### [Work instructions]
Retype the data that follows line by line, exactly, and leave its pictures out.
start Records provided
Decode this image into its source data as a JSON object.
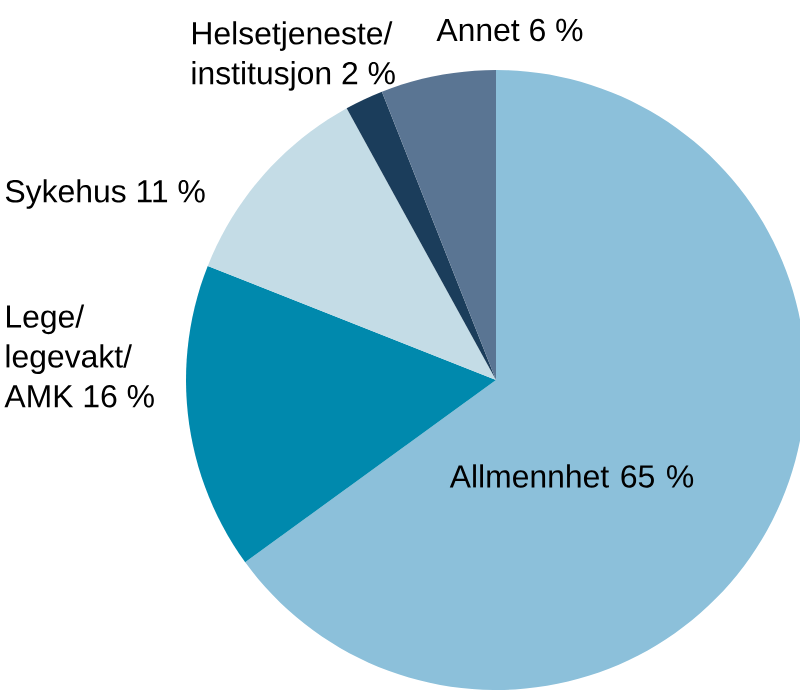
{
  "chart_data": {
    "type": "pie",
    "categories": [
      "Allmennhet",
      "Lege/ legevakt/ AMK",
      "Sykehus",
      "Helsetjeneste/ institusjon",
      "Annet"
    ],
    "values": [
      65,
      16,
      11,
      2,
      6
    ],
    "value_labels": [
      "65 %",
      "16 %",
      "11 %",
      "2 %",
      "6 %"
    ],
    "colors": [
      "#8cc0da",
      "#0089ad",
      "#c4dce6",
      "#1b3d5b",
      "#5a7593"
    ]
  }
}
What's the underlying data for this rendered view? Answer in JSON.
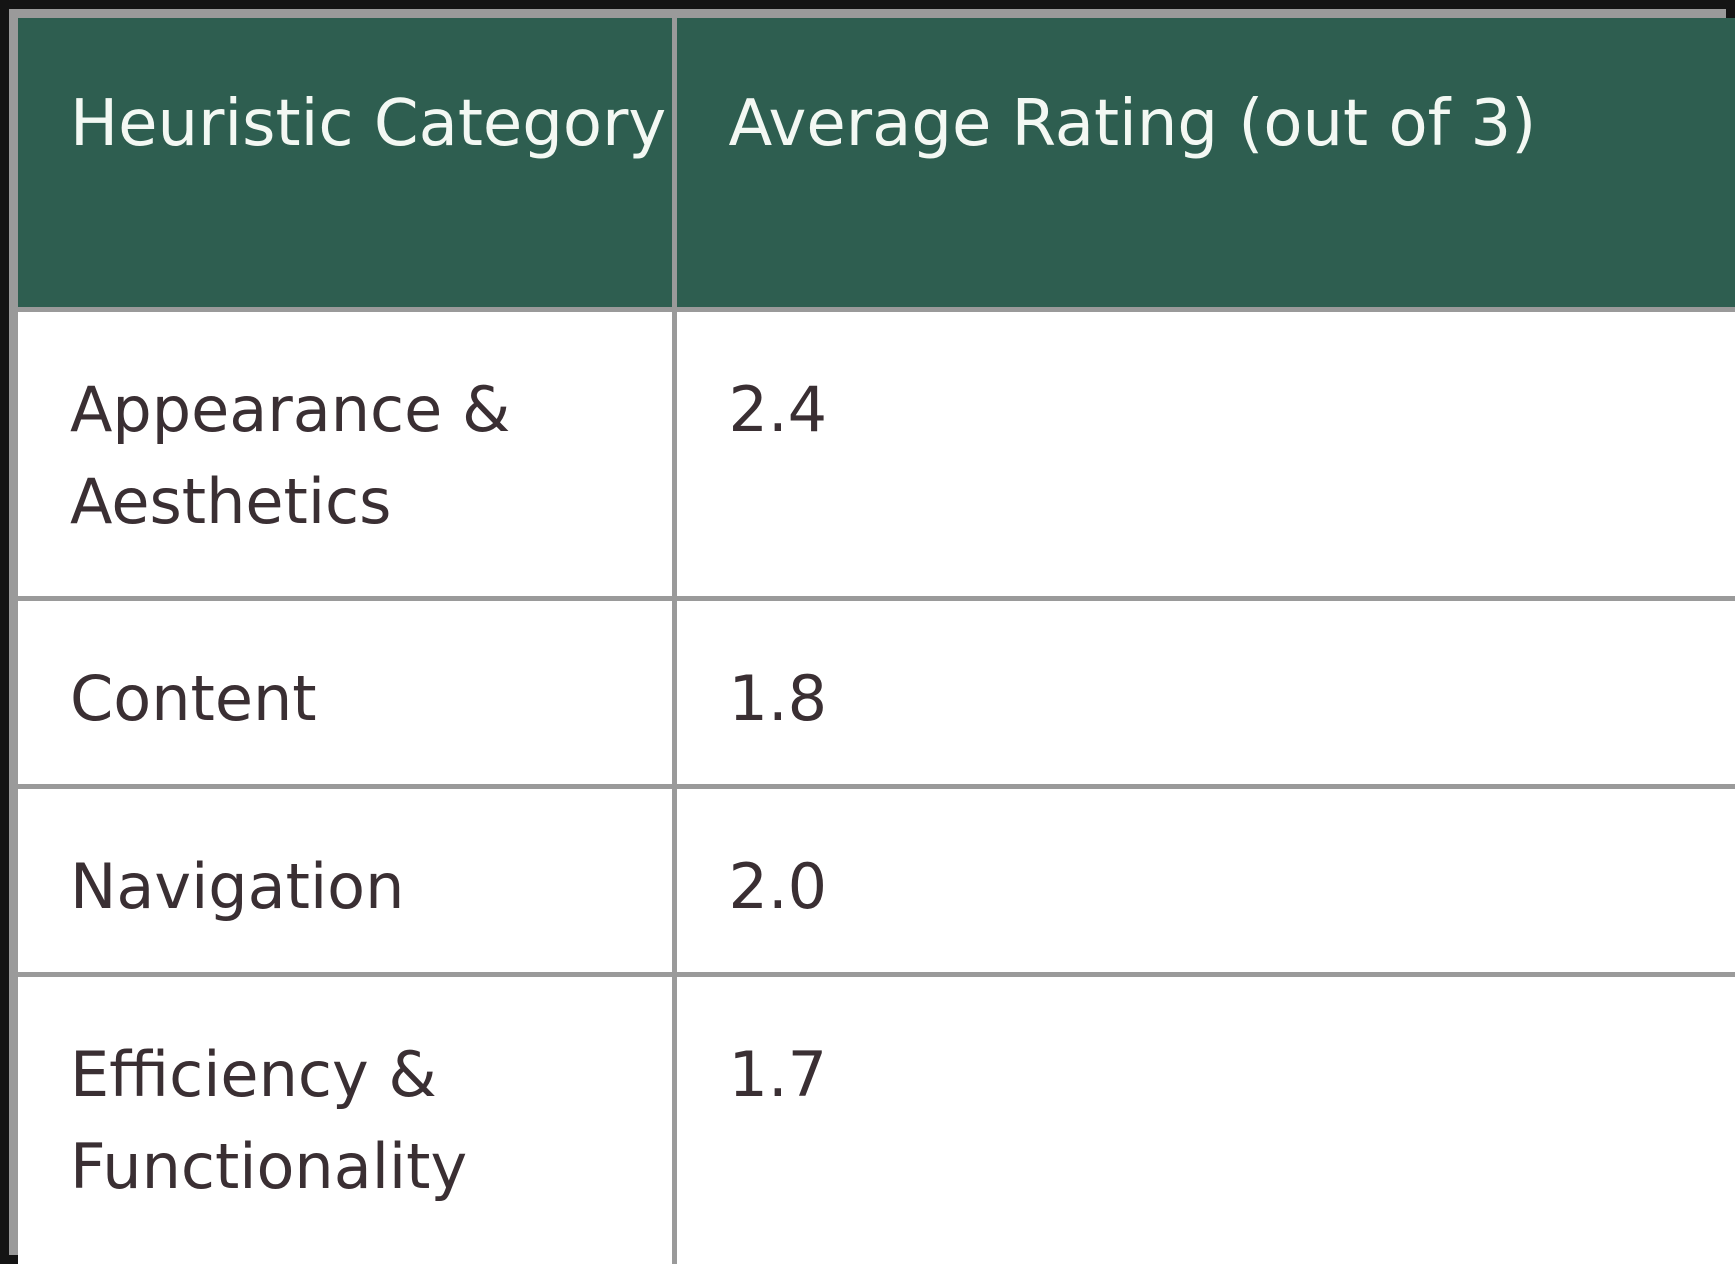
{
  "table": {
    "headers": [
      "Heuristic Category",
      "Average Rating (out of 3)"
    ],
    "rows": [
      {
        "category": "Appearance & Aesthetics",
        "rating": "2.4"
      },
      {
        "category": "Content",
        "rating": "1.8"
      },
      {
        "category": "Navigation",
        "rating": "2.0"
      },
      {
        "category": "Efficiency & Functionality",
        "rating": "1.7"
      }
    ],
    "colors": {
      "header_background": "#2e5e50",
      "header_text": "#f3f8f3",
      "body_text": "#3a2f33",
      "grid_lines": "#9a9a9a",
      "outer_border": "#141414"
    }
  }
}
end Records provided
### [Result]
Decode this image into its source data as a JSON object.
{
  "chart_data": {
    "type": "pie",
    "categories": [
      "Allmennhet",
      "Lege/ legevakt/ AMK",
      "Sykehus",
      "Helsetjeneste/ institusjon",
      "Annet"
    ],
    "values": [
      65,
      16,
      11,
      2,
      6
    ],
    "value_labels": [
      "65 %",
      "16 %",
      "11 %",
      "2 %",
      "6 %"
    ],
    "colors": [
      "#8cc0da",
      "#0089ad",
      "#c4dce6",
      "#1b3d5b",
      "#5a7593"
    ]
  }
}
What's the underlying data for this rendered view? Answer in JSON.
{
  "table": {
    "headers": [
      "Heuristic Category",
      "Average Rating (out of 3)"
    ],
    "rows": [
      {
        "category": "Appearance & Aesthetics",
        "rating": "2.4"
      },
      {
        "category": "Content",
        "rating": "1.8"
      },
      {
        "category": "Navigation",
        "rating": "2.0"
      },
      {
        "category": "Efficiency & Functionality",
        "rating": "1.7"
      }
    ],
    "colors": {
      "header_background": "#2e5e50",
      "header_text": "#f3f8f3",
      "body_text": "#3a2f33",
      "grid_lines": "#9a9a9a",
      "outer_border": "#141414"
    }
  }
}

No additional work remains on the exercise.